(Entries provided):
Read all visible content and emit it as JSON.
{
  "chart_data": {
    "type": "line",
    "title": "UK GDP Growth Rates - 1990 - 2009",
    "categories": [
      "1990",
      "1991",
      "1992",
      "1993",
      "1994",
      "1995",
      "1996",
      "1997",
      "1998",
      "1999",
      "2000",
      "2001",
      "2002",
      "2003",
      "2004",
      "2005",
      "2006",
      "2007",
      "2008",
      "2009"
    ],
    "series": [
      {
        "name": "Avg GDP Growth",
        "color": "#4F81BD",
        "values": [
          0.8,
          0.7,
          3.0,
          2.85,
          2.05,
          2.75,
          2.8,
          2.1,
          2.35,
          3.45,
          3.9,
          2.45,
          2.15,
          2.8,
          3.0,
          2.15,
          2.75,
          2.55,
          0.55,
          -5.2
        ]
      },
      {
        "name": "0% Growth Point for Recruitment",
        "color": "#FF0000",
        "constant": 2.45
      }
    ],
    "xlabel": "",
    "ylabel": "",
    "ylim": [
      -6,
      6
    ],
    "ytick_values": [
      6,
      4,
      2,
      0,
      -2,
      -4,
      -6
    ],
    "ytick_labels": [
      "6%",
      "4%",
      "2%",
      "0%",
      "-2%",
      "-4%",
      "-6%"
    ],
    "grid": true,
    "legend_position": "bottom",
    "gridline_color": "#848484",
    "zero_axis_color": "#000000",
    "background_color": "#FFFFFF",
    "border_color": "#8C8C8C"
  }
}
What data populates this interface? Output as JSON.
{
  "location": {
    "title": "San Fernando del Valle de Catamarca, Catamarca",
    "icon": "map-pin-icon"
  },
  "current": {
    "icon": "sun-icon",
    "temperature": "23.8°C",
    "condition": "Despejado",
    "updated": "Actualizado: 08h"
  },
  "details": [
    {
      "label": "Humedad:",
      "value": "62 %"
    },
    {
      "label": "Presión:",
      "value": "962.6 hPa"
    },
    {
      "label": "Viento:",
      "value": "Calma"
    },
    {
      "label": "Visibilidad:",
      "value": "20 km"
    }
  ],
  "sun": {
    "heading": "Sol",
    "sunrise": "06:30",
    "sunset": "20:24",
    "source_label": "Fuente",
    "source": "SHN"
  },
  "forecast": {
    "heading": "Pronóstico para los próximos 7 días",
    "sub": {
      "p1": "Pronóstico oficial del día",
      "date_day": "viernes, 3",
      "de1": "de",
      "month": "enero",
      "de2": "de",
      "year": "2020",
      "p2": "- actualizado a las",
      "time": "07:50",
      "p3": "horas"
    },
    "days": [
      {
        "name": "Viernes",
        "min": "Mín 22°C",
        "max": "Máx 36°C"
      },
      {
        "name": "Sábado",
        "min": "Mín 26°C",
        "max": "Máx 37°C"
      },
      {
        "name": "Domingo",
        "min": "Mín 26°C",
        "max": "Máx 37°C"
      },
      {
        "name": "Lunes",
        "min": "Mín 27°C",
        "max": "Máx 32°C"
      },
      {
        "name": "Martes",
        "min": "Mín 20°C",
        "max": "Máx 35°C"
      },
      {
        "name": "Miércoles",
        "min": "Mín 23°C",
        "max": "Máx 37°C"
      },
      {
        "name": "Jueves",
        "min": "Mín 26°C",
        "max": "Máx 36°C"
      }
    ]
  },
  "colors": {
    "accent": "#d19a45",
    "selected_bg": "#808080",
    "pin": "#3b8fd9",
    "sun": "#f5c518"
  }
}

--

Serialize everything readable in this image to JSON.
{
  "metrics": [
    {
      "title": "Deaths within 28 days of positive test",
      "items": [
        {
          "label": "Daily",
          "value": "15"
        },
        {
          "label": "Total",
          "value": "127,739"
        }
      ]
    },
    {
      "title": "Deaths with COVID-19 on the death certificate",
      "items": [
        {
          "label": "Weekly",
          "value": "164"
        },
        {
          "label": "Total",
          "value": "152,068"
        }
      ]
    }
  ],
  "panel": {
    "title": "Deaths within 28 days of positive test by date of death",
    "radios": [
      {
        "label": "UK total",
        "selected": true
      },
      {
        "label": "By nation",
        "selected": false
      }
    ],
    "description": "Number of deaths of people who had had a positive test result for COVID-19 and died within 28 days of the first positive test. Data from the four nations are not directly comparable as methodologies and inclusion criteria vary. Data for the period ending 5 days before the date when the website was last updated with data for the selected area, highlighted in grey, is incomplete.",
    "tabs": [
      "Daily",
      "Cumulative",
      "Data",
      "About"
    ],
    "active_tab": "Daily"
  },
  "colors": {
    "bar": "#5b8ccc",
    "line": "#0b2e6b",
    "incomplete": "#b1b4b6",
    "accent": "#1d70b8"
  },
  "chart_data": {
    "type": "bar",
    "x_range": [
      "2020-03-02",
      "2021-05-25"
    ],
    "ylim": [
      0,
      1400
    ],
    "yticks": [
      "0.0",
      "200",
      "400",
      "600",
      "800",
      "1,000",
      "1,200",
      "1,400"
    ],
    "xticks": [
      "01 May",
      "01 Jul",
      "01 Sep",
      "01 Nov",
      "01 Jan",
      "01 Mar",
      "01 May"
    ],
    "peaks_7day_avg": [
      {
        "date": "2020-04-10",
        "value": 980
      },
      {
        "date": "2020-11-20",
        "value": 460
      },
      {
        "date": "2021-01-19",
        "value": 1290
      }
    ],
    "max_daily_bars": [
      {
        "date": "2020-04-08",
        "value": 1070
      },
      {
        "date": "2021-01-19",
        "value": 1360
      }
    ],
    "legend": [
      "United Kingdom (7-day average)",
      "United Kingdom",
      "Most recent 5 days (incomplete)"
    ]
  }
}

(Given task): Select all lines with the word "Pronóstico" from the entries above.

(Task result):
    "heading": "Pronóstico para los próximos 7 días",
      "p1": "Pronóstico oficial del día",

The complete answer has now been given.